— Stored items —
------------------------------------
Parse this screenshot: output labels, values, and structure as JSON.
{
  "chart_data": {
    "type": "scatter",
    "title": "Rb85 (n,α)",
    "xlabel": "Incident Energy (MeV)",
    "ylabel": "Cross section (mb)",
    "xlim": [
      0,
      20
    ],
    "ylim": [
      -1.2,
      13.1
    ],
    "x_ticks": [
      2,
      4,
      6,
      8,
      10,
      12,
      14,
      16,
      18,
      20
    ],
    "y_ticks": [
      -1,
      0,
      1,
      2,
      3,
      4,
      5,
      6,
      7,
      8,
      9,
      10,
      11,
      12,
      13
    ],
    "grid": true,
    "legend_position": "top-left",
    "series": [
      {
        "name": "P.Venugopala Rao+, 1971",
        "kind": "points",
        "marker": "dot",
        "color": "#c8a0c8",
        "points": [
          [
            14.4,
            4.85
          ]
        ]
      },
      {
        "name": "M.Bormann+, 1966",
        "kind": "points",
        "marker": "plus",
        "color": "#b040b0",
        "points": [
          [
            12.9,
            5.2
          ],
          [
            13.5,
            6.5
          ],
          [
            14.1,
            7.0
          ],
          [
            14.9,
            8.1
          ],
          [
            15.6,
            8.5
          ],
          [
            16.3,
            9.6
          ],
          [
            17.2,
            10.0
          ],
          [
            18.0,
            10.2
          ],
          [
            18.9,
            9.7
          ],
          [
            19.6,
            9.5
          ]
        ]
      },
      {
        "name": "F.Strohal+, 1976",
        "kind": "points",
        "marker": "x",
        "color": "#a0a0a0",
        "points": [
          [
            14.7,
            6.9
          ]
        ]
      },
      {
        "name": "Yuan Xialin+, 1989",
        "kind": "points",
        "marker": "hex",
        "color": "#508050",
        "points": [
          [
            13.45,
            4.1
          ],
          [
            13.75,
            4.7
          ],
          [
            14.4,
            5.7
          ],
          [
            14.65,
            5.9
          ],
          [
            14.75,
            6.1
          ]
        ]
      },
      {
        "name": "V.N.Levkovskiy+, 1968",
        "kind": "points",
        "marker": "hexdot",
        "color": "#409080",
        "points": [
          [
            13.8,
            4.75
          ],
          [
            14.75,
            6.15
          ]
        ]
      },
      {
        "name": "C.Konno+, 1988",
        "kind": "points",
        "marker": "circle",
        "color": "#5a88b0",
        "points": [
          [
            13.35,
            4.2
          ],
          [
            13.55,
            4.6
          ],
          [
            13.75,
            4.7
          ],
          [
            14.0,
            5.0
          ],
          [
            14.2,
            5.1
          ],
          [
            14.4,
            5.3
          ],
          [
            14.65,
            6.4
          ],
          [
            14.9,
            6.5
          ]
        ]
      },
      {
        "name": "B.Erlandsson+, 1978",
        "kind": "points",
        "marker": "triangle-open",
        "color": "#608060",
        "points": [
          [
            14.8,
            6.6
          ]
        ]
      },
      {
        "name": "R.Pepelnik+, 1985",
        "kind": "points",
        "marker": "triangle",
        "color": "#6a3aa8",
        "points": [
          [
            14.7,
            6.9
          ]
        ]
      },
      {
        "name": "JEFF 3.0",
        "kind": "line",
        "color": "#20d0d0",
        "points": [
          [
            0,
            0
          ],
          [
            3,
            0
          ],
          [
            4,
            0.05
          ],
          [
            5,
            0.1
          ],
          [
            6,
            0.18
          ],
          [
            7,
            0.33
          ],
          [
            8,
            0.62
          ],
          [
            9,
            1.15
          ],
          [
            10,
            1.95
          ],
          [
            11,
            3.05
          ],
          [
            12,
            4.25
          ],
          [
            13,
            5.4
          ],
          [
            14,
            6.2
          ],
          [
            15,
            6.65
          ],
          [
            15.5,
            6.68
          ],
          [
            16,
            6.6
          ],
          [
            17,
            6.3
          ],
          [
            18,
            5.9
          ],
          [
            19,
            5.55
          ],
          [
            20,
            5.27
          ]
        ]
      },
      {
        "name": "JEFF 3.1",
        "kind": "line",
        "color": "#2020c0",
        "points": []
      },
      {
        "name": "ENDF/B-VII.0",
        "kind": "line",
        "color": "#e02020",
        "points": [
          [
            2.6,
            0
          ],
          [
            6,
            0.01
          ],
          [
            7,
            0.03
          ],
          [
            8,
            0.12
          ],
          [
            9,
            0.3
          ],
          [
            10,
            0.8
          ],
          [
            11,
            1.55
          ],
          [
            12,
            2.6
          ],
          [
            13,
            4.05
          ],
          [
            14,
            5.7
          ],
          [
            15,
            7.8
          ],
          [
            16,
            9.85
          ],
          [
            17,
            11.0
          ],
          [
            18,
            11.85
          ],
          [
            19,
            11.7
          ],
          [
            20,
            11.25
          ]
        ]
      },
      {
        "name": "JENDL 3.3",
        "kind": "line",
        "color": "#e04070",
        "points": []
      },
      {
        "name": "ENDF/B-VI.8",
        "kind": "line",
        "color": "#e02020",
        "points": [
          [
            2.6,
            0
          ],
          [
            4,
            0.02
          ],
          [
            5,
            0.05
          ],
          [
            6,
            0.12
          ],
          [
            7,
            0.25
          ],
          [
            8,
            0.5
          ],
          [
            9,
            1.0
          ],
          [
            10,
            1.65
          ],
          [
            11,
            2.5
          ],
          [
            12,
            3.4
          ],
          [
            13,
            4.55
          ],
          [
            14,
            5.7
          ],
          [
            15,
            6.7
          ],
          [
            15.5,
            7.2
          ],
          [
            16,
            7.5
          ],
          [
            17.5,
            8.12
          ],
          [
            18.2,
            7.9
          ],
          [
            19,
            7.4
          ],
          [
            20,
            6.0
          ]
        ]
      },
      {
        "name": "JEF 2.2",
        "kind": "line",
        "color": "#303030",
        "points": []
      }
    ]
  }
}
------------------------------------
— Given problem —
Copy every line of the material in which the word "triangle" occurs.

— Problem solution —
        "marker": "triangle-open",
        "marker": "triangle",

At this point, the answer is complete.